### Selected extract
>>>

Answer
$f(x,y)=xy^{2}$ has a maximum value subject to the constraint x+2y=15; it is at the point (5,5). The value of (5,5) is 125.
Work Step by Step
$f(x,y)=xy^{2}$
The constraint becomes $x+2y-15=0$ with $g(x,y)=x+y-15$
$F(x,y,\lambda)=f(x,y)-\lambda.g(x,y)=xy^{2}-\lambda(x+2y-15)=xy^{2}-\lambda x -2 \lambda y + 15\lambda$
$F_{x}(x,y,\lambda)=y^{2}-\lambda$
$F_{y}(x,y,\lambda)=2xy-2\lambda$
$F_{\lambda}(x,y,\lambda)=-x-2y+15$
$(1) y^{2}-\lambda =0 \rightarrow \lambda =y^{2}$
$(2) 2xy-2\lambda =0 \rightarrow \lambda =xy$
$(3) -x-2y+15=0$
Set the expressions equal:
$y^{2}=xy$
$x=y$
Substitute for x=y in Equation (3)

<<<

### Problem 1
From the Lagrange multiplier solution, list each partial derivative of F with its expression.
### Problem 2
Translate this sentence from the Lagrange multiplier solution into Spanish: "$f(x,y)=xy^{2}$ has a maximum value subject to the constraint x+2y=15; it is at the point (5,5)."
### Problem 3
Please carry the Lagrange multiplier solution forward from its last step.

### Record excerpts

>>>

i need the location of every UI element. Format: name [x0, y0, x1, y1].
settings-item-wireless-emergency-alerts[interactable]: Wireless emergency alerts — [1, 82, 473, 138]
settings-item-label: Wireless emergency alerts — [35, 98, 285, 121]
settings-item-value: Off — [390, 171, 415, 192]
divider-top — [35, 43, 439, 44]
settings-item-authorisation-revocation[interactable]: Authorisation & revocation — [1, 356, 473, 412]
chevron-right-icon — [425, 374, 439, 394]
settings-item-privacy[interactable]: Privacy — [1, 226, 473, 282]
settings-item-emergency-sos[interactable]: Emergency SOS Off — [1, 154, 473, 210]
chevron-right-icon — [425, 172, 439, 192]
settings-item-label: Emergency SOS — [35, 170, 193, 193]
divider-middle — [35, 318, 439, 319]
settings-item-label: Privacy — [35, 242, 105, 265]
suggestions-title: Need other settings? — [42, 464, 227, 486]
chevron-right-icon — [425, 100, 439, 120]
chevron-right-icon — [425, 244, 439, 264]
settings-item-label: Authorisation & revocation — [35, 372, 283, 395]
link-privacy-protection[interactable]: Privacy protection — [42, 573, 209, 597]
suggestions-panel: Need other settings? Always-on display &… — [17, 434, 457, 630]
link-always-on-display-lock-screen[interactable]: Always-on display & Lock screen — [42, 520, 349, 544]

<<<

### Task result 1
F_x(x, y, λ) = y² − λ
F_y(x, y, λ) = 2xy − 2λ
F_λ(x, y, λ) = −x − 2y + 15

### Task result 2
$f(x,y)=xy^{2}$ tiene un valor máximo sujeto a la restricción x+2y=15; se encuentra en el punto (5,5).

### Task result 3
$-y-2y+15=0$
$y=5 \rightarrow x=5$
The value of is f(5,5)=125
Let x=3.9 and y=5.55 then f(3.9;5.55)=120.13
Because a nearby point has a value smaller than 125, the value 125 is probably not a minimum.
$f(x,y)=xy^{2}$ has a maximum value subject to the constraint x+2y=15; it is at the point (5,5). The value of (5,5) is 125.